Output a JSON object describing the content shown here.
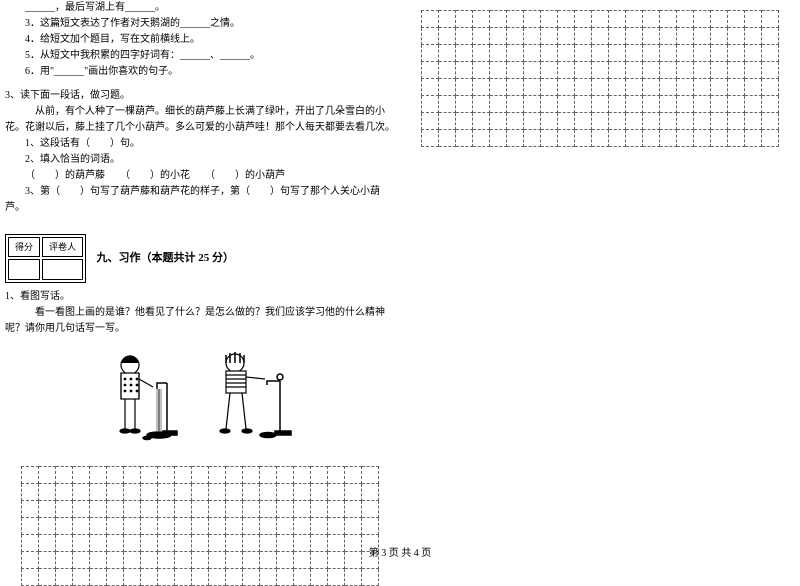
{
  "leftCol": {
    "prevLines": [
      "______，最后写湖上有______。",
      "3．这篇短文表达了作者对天鹅湖的______之情。",
      "4．给短文加个题目，写在文前横线上。",
      "5．从短文中我积累的四字好词有：______、______。",
      "6．用\"______\"画出你喜欢的句子。"
    ],
    "q3": {
      "title": "3、读下面一段话，做习题。",
      "passage1": "从前，有个人种了一棵葫芦。细长的葫芦藤上长满了绿叶，开出了几朵雪白的小花。花谢以后，藤上挂了几个小葫芦。多么可爱的小葫芦哇！那个人每天都要去看几次。",
      "sub1": "1、这段话有（　　）句。",
      "sub2": "2、填入恰当的词语。",
      "sub2a": "（　　）的葫芦藤　　（　　）的小花　　（　　）的小葫芦",
      "sub3": "3、第（　　）句写了葫芦藤和葫芦花的样子，第（　　）句写了那个人关心小葫芦。"
    },
    "score": {
      "h1": "得分",
      "h2": "评卷人"
    },
    "section9": {
      "title": "九、习作（本题共计 25 分）",
      "q1": "1、看图写话。",
      "q1body": "看一看图上画的是谁？他看见了什么？是怎么做的？我们应该学习他的什么精神呢？请你用几句话写一写。"
    }
  },
  "footer": "第 3 页 共 4 页",
  "gridLeft": {
    "rows": 7,
    "cols": 21
  },
  "gridRight": {
    "rows": 8,
    "cols": 21
  }
}
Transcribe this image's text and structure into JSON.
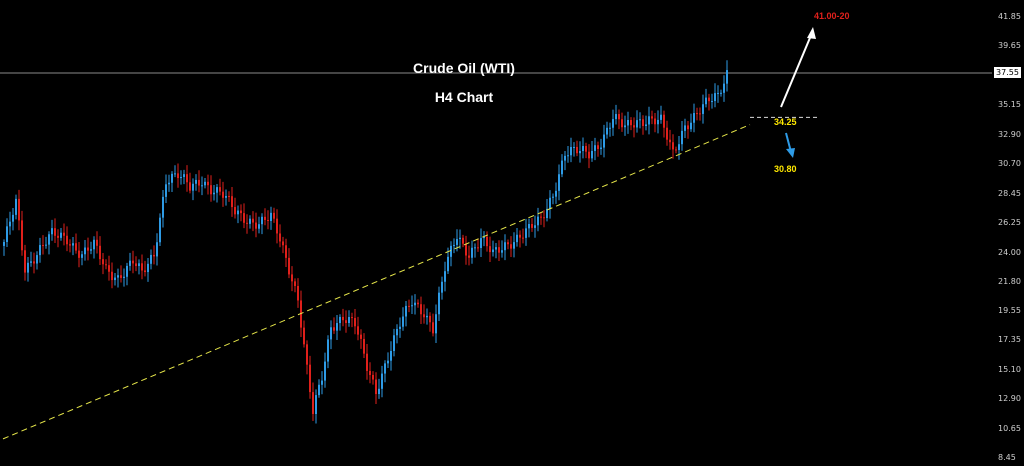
{
  "chart_data": {
    "type": "candlestick",
    "title": "Crude Oil (WTI)",
    "subtitle": "H4 Chart",
    "y_ticks": [
      "41.85",
      "39.65",
      "37.55",
      "35.15",
      "32.90",
      "30.70",
      "28.45",
      "26.25",
      "24.00",
      "21.80",
      "19.55",
      "17.35",
      "15.10",
      "12.90",
      "10.65",
      "8.45"
    ],
    "ylim": [
      8.45,
      41.85
    ],
    "current_price": "37.55",
    "colors": {
      "up": "#2e9be6",
      "down": "#e0201b",
      "trendline": "#e6e64a",
      "background": "#000000"
    },
    "price_path": [
      [
        0,
        24.6
      ],
      [
        4,
        27.8
      ],
      [
        7,
        22.9
      ],
      [
        11,
        24.0
      ],
      [
        16,
        25.3
      ],
      [
        21,
        25.1
      ],
      [
        26,
        23.9
      ],
      [
        30,
        24.5
      ],
      [
        34,
        22.7
      ],
      [
        38,
        22.2
      ],
      [
        43,
        23.3
      ],
      [
        46,
        22.3
      ],
      [
        50,
        23.9
      ],
      [
        54,
        29.6
      ],
      [
        58,
        29.8
      ],
      [
        62,
        28.9
      ],
      [
        66,
        29.6
      ],
      [
        69,
        28.9
      ],
      [
        73,
        28.3
      ],
      [
        77,
        27.1
      ],
      [
        81,
        26.6
      ],
      [
        85,
        26.2
      ],
      [
        89,
        26.6
      ],
      [
        92,
        25.0
      ],
      [
        95,
        22.9
      ],
      [
        98,
        20.6
      ],
      [
        101,
        15.1
      ],
      [
        103,
        11.8
      ],
      [
        106,
        14.5
      ],
      [
        109,
        18.5
      ],
      [
        113,
        19.2
      ],
      [
        117,
        18.5
      ],
      [
        121,
        15.3
      ],
      [
        124,
        13.6
      ],
      [
        128,
        16.2
      ],
      [
        132,
        18.5
      ],
      [
        136,
        20.3
      ],
      [
        140,
        19.6
      ],
      [
        143,
        18.3
      ],
      [
        147,
        22.7
      ],
      [
        151,
        25.3
      ],
      [
        155,
        24.0
      ],
      [
        159,
        25.0
      ],
      [
        163,
        23.8
      ],
      [
        167,
        24.6
      ],
      [
        171,
        25.2
      ],
      [
        175,
        25.7
      ],
      [
        179,
        26.4
      ],
      [
        183,
        28.5
      ],
      [
        187,
        31.6
      ],
      [
        191,
        31.6
      ],
      [
        195,
        31.5
      ],
      [
        199,
        32.5
      ],
      [
        203,
        34.2
      ],
      [
        207,
        33.4
      ],
      [
        211,
        34.0
      ],
      [
        215,
        34.2
      ],
      [
        219,
        33.9
      ],
      [
        223,
        31.4
      ],
      [
        227,
        33.7
      ],
      [
        231,
        34.6
      ],
      [
        235,
        35.4
      ],
      [
        238,
        35.8
      ],
      [
        241,
        37.7
      ]
    ],
    "trendline": {
      "from": [
        0,
        9.9
      ],
      "to": [
        249,
        33.7
      ]
    },
    "levels": [
      {
        "value": 34.25,
        "label": "34.25"
      }
    ],
    "annotations": [
      {
        "label": "41.00-20",
        "value": 41.0,
        "color": "#e0201b",
        "direction": "up"
      },
      {
        "label": "34.25",
        "value": 34.25,
        "color": "#ffe800"
      },
      {
        "label": "30.80",
        "value": 30.8,
        "color": "#ffe800",
        "direction": "down"
      }
    ]
  }
}
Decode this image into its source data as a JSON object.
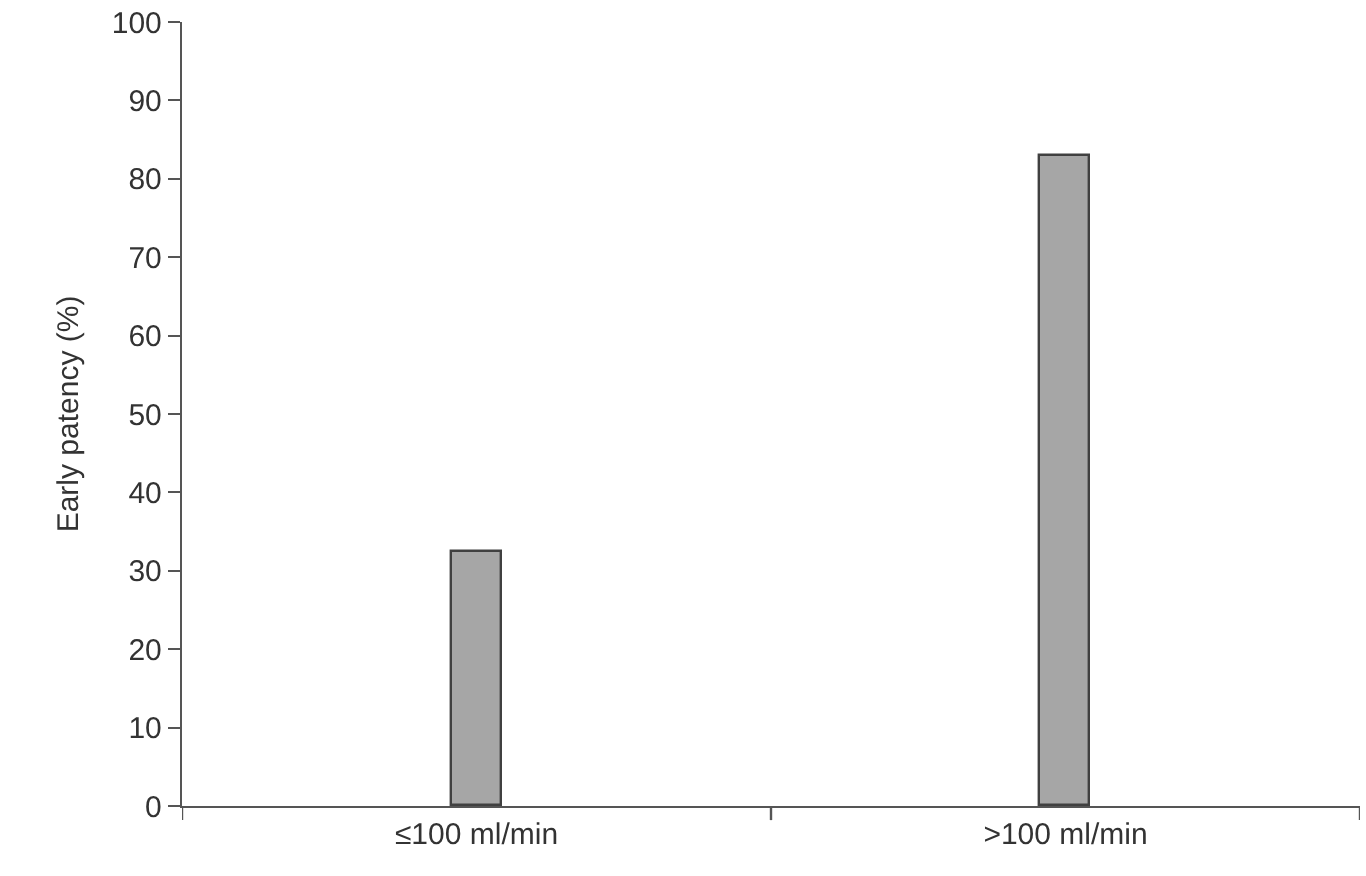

● ● ●

| What the task asks |
Transcribe the records above verbatim. Do not carry over any picture.

| Task solution |
Output a JSON object describing the content shown here.
{
  "leftCol": {
    "prevLines": [
      "______，最后写湖上有______。",
      "3．这篇短文表达了作者对天鹅湖的______之情。",
      "4．给短文加个题目，写在文前横线上。",
      "5．从短文中我积累的四字好词有：______、______。",
      "6．用\"______\"画出你喜欢的句子。"
    ],
    "q3": {
      "title": "3、读下面一段话，做习题。",
      "passage1": "从前，有个人种了一棵葫芦。细长的葫芦藤上长满了绿叶，开出了几朵雪白的小花。花谢以后，藤上挂了几个小葫芦。多么可爱的小葫芦哇！那个人每天都要去看几次。",
      "sub1": "1、这段话有（　　）句。",
      "sub2": "2、填入恰当的词语。",
      "sub2a": "（　　）的葫芦藤　　（　　）的小花　　（　　）的小葫芦",
      "sub3": "3、第（　　）句写了葫芦藤和葫芦花的样子，第（　　）句写了那个人关心小葫芦。"
    },
    "score": {
      "h1": "得分",
      "h2": "评卷人"
    },
    "section9": {
      "title": "九、习作（本题共计 25 分）",
      "q1": "1、看图写话。",
      "q1body": "看一看图上画的是谁？他看见了什么？是怎么做的？我们应该学习他的什么精神呢？请你用几句话写一写。"
    }
  },
  "footer": "第 3 页 共 4 页",
  "gridLeft": {
    "rows": 7,
    "cols": 21
  },
  "gridRight": {
    "rows": 8,
    "cols": 21
  }
}
Transcribe this image's text and structure into JSON.
{
  "chart_data": {
    "type": "candlestick",
    "title": "Crude Oil (WTI)",
    "subtitle": "H4 Chart",
    "y_ticks": [
      "41.85",
      "39.65",
      "37.55",
      "35.15",
      "32.90",
      "30.70",
      "28.45",
      "26.25",
      "24.00",
      "21.80",
      "19.55",
      "17.35",
      "15.10",
      "12.90",
      "10.65",
      "8.45"
    ],
    "ylim": [
      8.45,
      41.85
    ],
    "current_price": "37.55",
    "colors": {
      "up": "#2e9be6",
      "down": "#e0201b",
      "trendline": "#e6e64a",
      "background": "#000000"
    },
    "price_path": [
      [
        0,
        24.6
      ],
      [
        4,
        27.8
      ],
      [
        7,
        22.9
      ],
      [
        11,
        24.0
      ],
      [
        16,
        25.3
      ],
      [
        21,
        25.1
      ],
      [
        26,
        23.9
      ],
      [
        30,
        24.5
      ],
      [
        34,
        22.7
      ],
      [
        38,
        22.2
      ],
      [
        43,
        23.3
      ],
      [
        46,
        22.3
      ],
      [
        50,
        23.9
      ],
      [
        54,
        29.6
      ],
      [
        58,
        29.8
      ],
      [
        62,
        28.9
      ],
      [
        66,
        29.6
      ],
      [
        69,
        28.9
      ],
      [
        73,
        28.3
      ],
      [
        77,
        27.1
      ],
      [
        81,
        26.6
      ],
      [
        85,
        26.2
      ],
      [
        89,
        26.6
      ],
      [
        92,
        25.0
      ],
      [
        95,
        22.9
      ],
      [
        98,
        20.6
      ],
      [
        101,
        15.1
      ],
      [
        103,
        11.8
      ],
      [
        106,
        14.5
      ],
      [
        109,
        18.5
      ],
      [
        113,
        19.2
      ],
      [
        117,
        18.5
      ],
      [
        121,
        15.3
      ],
      [
        124,
        13.6
      ],
      [
        128,
        16.2
      ],
      [
        132,
        18.5
      ],
      [
        136,
        20.3
      ],
      [
        140,
        19.6
      ],
      [
        143,
        18.3
      ],
      [
        147,
        22.7
      ],
      [
        151,
        25.3
      ],
      [
        155,
        24.0
      ],
      [
        159,
        25.0
      ],
      [
        163,
        23.8
      ],
      [
        167,
        24.6
      ],
      [
        171,
        25.2
      ],
      [
        175,
        25.7
      ],
      [
        179,
        26.4
      ],
      [
        183,
        28.5
      ],
      [
        187,
        31.6
      ],
      [
        191,
        31.6
      ],
      [
        195,
        31.5
      ],
      [
        199,
        32.5
      ],
      [
        203,
        34.2
      ],
      [
        207,
        33.4
      ],
      [
        211,
        34.0
      ],
      [
        215,
        34.2
      ],
      [
        219,
        33.9
      ],
      [
        223,
        31.4
      ],
      [
        227,
        33.7
      ],
      [
        231,
        34.6
      ],
      [
        235,
        35.4
      ],
      [
        238,
        35.8
      ],
      [
        241,
        37.7
      ]
    ],
    "trendline": {
      "from": [
        0,
        9.9
      ],
      "to": [
        249,
        33.7
      ]
    },
    "levels": [
      {
        "value": 34.25,
        "label": "34.25"
      }
    ],
    "annotations": [
      {
        "label": "41.00-20",
        "value": 41.0,
        "color": "#e0201b",
        "direction": "up"
      },
      {
        "label": "34.25",
        "value": 34.25,
        "color": "#ffe800"
      },
      {
        "label": "30.80",
        "value": 30.8,
        "color": "#ffe800",
        "direction": "down"
      }
    ]
  }
}
Decode this image into its source data as a JSON object.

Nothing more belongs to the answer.